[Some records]
:::

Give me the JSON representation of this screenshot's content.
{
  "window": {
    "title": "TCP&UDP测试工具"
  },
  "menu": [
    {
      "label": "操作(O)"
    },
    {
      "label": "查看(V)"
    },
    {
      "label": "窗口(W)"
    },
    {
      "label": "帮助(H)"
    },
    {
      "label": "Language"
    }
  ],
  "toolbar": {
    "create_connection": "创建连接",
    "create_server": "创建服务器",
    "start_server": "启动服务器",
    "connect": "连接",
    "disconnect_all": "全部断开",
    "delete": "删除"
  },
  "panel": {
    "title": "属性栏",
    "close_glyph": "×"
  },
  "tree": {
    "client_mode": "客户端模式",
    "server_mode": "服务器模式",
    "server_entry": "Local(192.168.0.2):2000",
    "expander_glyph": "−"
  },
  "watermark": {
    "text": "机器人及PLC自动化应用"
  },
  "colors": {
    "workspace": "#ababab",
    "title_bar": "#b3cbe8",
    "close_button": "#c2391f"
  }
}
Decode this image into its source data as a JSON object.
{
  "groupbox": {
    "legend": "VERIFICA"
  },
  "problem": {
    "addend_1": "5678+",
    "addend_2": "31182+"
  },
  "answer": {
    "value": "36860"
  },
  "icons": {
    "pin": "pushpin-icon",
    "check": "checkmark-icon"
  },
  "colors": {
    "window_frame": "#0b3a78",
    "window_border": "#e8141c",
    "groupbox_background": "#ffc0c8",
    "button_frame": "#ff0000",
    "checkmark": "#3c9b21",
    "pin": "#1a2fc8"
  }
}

:::

:: The exercise ::
Exactly as written, please output every entry.

:: Complete output ::
Give me the JSON representation of this screenshot's content.
{
  "window": {
    "title": "TCP&UDP测试工具"
  },
  "menu": [
    {
      "label": "操作(O)"
    },
    {
      "label": "查看(V)"
    },
    {
      "label": "窗口(W)"
    },
    {
      "label": "帮助(H)"
    },
    {
      "label": "Language"
    }
  ],
  "toolbar": {
    "create_connection": "创建连接",
    "create_server": "创建服务器",
    "start_server": "启动服务器",
    "connect": "连接",
    "disconnect_all": "全部断开",
    "delete": "删除"
  },
  "panel": {
    "title": "属性栏",
    "close_glyph": "×"
  },
  "tree": {
    "client_mode": "客户端模式",
    "server_mode": "服务器模式",
    "server_entry": "Local(192.168.0.2):2000",
    "expander_glyph": "−"
  },
  "watermark": {
    "text": "机器人及PLC自动化应用"
  },
  "colors": {
    "workspace": "#ababab",
    "title_bar": "#b3cbe8",
    "close_button": "#c2391f"
  }
}
Decode this image into its source data as a JSON object.
{
  "groupbox": {
    "legend": "VERIFICA"
  },
  "problem": {
    "addend_1": "5678+",
    "addend_2": "31182+"
  },
  "answer": {
    "value": "36860"
  },
  "icons": {
    "pin": "pushpin-icon",
    "check": "checkmark-icon"
  },
  "colors": {
    "window_frame": "#0b3a78",
    "window_border": "#e8141c",
    "groupbox_background": "#ffc0c8",
    "button_frame": "#ff0000",
    "checkmark": "#3c9b21",
    "pin": "#1a2fc8"
  }
}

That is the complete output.